═════ Extracted records ═════

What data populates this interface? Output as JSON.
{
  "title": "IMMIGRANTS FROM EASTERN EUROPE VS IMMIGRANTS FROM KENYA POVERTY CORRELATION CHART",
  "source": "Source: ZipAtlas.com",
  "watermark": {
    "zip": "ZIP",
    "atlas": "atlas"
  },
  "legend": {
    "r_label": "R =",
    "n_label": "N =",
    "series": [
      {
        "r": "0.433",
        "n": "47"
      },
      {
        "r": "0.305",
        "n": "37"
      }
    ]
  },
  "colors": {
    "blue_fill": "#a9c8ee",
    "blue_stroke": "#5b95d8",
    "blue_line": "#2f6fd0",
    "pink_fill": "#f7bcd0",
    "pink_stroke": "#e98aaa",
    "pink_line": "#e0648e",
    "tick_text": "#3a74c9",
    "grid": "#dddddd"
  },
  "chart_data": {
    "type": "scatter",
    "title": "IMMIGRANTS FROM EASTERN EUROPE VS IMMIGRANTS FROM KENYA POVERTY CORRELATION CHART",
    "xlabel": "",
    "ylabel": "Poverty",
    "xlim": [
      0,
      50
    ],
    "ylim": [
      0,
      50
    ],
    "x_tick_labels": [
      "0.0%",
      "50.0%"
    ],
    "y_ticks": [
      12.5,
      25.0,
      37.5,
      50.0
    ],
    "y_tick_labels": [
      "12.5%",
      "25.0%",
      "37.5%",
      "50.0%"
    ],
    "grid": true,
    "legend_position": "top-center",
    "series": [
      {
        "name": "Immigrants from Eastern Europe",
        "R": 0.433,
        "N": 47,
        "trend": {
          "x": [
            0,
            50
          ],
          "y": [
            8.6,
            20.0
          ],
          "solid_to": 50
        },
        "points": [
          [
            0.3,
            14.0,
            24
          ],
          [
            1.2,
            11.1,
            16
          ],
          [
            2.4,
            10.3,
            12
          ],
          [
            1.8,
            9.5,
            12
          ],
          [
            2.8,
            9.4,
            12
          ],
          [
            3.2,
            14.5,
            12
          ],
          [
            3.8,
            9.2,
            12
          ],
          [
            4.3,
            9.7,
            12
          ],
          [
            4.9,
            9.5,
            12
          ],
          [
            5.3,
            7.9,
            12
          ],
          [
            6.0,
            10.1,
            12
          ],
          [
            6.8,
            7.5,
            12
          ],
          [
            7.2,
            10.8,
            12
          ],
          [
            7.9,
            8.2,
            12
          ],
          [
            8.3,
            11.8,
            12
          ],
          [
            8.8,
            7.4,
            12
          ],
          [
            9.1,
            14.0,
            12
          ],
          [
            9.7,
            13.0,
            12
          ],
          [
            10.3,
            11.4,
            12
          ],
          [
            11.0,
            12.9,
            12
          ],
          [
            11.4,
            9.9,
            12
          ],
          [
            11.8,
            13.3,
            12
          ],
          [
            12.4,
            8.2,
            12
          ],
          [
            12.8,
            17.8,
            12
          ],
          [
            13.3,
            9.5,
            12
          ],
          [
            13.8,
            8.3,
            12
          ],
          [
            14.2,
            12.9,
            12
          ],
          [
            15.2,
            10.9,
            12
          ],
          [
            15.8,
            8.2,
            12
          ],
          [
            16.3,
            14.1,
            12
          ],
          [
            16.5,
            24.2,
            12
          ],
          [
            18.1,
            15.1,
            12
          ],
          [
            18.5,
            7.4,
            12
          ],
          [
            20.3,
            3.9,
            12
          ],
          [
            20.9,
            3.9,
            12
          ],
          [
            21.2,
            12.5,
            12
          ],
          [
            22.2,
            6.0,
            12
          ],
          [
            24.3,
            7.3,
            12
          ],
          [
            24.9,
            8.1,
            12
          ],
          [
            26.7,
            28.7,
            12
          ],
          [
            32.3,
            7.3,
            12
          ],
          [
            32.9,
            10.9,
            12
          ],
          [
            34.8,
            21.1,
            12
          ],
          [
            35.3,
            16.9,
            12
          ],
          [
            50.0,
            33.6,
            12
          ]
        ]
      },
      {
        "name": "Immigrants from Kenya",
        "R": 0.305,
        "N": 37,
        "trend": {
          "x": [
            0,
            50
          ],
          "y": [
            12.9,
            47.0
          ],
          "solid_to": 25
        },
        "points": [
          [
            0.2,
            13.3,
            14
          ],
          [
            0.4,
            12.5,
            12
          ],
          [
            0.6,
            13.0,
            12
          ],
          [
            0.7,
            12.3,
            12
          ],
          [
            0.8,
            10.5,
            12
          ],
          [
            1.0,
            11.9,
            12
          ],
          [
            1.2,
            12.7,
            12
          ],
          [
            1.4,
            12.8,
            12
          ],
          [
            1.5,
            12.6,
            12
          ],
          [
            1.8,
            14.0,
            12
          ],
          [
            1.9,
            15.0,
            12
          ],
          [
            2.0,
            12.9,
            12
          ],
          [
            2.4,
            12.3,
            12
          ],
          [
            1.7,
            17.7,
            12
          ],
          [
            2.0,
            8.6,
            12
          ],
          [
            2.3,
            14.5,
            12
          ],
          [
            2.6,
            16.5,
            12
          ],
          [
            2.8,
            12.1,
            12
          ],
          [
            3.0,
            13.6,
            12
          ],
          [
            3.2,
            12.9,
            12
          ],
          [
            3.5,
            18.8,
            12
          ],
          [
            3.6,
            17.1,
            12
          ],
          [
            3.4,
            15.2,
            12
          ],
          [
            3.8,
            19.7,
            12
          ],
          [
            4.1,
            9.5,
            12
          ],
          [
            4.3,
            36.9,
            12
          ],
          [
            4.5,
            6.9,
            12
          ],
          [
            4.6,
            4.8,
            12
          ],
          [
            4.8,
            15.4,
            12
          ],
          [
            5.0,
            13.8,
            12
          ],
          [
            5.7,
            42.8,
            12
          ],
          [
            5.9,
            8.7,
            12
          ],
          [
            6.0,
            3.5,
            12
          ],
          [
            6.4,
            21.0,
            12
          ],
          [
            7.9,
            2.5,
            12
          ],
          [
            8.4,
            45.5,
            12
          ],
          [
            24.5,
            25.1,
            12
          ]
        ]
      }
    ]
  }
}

═════

Please reproduce all of the entries exactly as they stand.

What data populates this interface? Output as JSON.
{
  "title": "IMMIGRANTS FROM EASTERN EUROPE VS IMMIGRANTS FROM KENYA POVERTY CORRELATION CHART",
  "source": "Source: ZipAtlas.com",
  "watermark": {
    "zip": "ZIP",
    "atlas": "atlas"
  },
  "legend": {
    "r_label": "R =",
    "n_label": "N =",
    "series": [
      {
        "r": "0.433",
        "n": "47"
      },
      {
        "r": "0.305",
        "n": "37"
      }
    ]
  },
  "colors": {
    "blue_fill": "#a9c8ee",
    "blue_stroke": "#5b95d8",
    "blue_line": "#2f6fd0",
    "pink_fill": "#f7bcd0",
    "pink_stroke": "#e98aaa",
    "pink_line": "#e0648e",
    "tick_text": "#3a74c9",
    "grid": "#dddddd"
  },
  "chart_data": {
    "type": "scatter",
    "title": "IMMIGRANTS FROM EASTERN EUROPE VS IMMIGRANTS FROM KENYA POVERTY CORRELATION CHART",
    "xlabel": "",
    "ylabel": "Poverty",
    "xlim": [
      0,
      50
    ],
    "ylim": [
      0,
      50
    ],
    "x_tick_labels": [
      "0.0%",
      "50.0%"
    ],
    "y_ticks": [
      12.5,
      25.0,
      37.5,
      50.0
    ],
    "y_tick_labels": [
      "12.5%",
      "25.0%",
      "37.5%",
      "50.0%"
    ],
    "grid": true,
    "legend_position": "top-center",
    "series": [
      {
        "name": "Immigrants from Eastern Europe",
        "R": 0.433,
        "N": 47,
        "trend": {
          "x": [
            0,
            50
          ],
          "y": [
            8.6,
            20.0
          ],
          "solid_to": 50
        },
        "points": [
          [
            0.3,
            14.0,
            24
          ],
          [
            1.2,
            11.1,
            16
          ],
          [
            2.4,
            10.3,
            12
          ],
          [
            1.8,
            9.5,
            12
          ],
          [
            2.8,
            9.4,
            12
          ],
          [
            3.2,
            14.5,
            12
          ],
          [
            3.8,
            9.2,
            12
          ],
          [
            4.3,
            9.7,
            12
          ],
          [
            4.9,
            9.5,
            12
          ],
          [
            5.3,
            7.9,
            12
          ],
          [
            6.0,
            10.1,
            12
          ],
          [
            6.8,
            7.5,
            12
          ],
          [
            7.2,
            10.8,
            12
          ],
          [
            7.9,
            8.2,
            12
          ],
          [
            8.3,
            11.8,
            12
          ],
          [
            8.8,
            7.4,
            12
          ],
          [
            9.1,
            14.0,
            12
          ],
          [
            9.7,
            13.0,
            12
          ],
          [
            10.3,
            11.4,
            12
          ],
          [
            11.0,
            12.9,
            12
          ],
          [
            11.4,
            9.9,
            12
          ],
          [
            11.8,
            13.3,
            12
          ],
          [
            12.4,
            8.2,
            12
          ],
          [
            12.8,
            17.8,
            12
          ],
          [
            13.3,
            9.5,
            12
          ],
          [
            13.8,
            8.3,
            12
          ],
          [
            14.2,
            12.9,
            12
          ],
          [
            15.2,
            10.9,
            12
          ],
          [
            15.8,
            8.2,
            12
          ],
          [
            16.3,
            14.1,
            12
          ],
          [
            16.5,
            24.2,
            12
          ],
          [
            18.1,
            15.1,
            12
          ],
          [
            18.5,
            7.4,
            12
          ],
          [
            20.3,
            3.9,
            12
          ],
          [
            20.9,
            3.9,
            12
          ],
          [
            21.2,
            12.5,
            12
          ],
          [
            22.2,
            6.0,
            12
          ],
          [
            24.3,
            7.3,
            12
          ],
          [
            24.9,
            8.1,
            12
          ],
          [
            26.7,
            28.7,
            12
          ],
          [
            32.3,
            7.3,
            12
          ],
          [
            32.9,
            10.9,
            12
          ],
          [
            34.8,
            21.1,
            12
          ],
          [
            35.3,
            16.9,
            12
          ],
          [
            50.0,
            33.6,
            12
          ]
        ]
      },
      {
        "name": "Immigrants from Kenya",
        "R": 0.305,
        "N": 37,
        "trend": {
          "x": [
            0,
            50
          ],
          "y": [
            12.9,
            47.0
          ],
          "solid_to": 25
        },
        "points": [
          [
            0.2,
            13.3,
            14
          ],
          [
            0.4,
            12.5,
            12
          ],
          [
            0.6,
            13.0,
            12
          ],
          [
            0.7,
            12.3,
            12
          ],
          [
            0.8,
            10.5,
            12
          ],
          [
            1.0,
            11.9,
            12
          ],
          [
            1.2,
            12.7,
            12
          ],
          [
            1.4,
            12.8,
            12
          ],
          [
            1.5,
            12.6,
            12
          ],
          [
            1.8,
            14.0,
            12
          ],
          [
            1.9,
            15.0,
            12
          ],
          [
            2.0,
            12.9,
            12
          ],
          [
            2.4,
            12.3,
            12
          ],
          [
            1.7,
            17.7,
            12
          ],
          [
            2.0,
            8.6,
            12
          ],
          [
            2.3,
            14.5,
            12
          ],
          [
            2.6,
            16.5,
            12
          ],
          [
            2.8,
            12.1,
            12
          ],
          [
            3.0,
            13.6,
            12
          ],
          [
            3.2,
            12.9,
            12
          ],
          [
            3.5,
            18.8,
            12
          ],
          [
            3.6,
            17.1,
            12
          ],
          [
            3.4,
            15.2,
            12
          ],
          [
            3.8,
            19.7,
            12
          ],
          [
            4.1,
            9.5,
            12
          ],
          [
            4.3,
            36.9,
            12
          ],
          [
            4.5,
            6.9,
            12
          ],
          [
            4.6,
            4.8,
            12
          ],
          [
            4.8,
            15.4,
            12
          ],
          [
            5.0,
            13.8,
            12
          ],
          [
            5.7,
            42.8,
            12
          ],
          [
            5.9,
            8.7,
            12
          ],
          [
            6.0,
            3.5,
            12
          ],
          [
            6.4,
            21.0,
            12
          ],
          [
            7.9,
            2.5,
            12
          ],
          [
            8.4,
            45.5,
            12
          ],
          [
            24.5,
            25.1,
            12
          ]
        ]
      }
    ]
  }
}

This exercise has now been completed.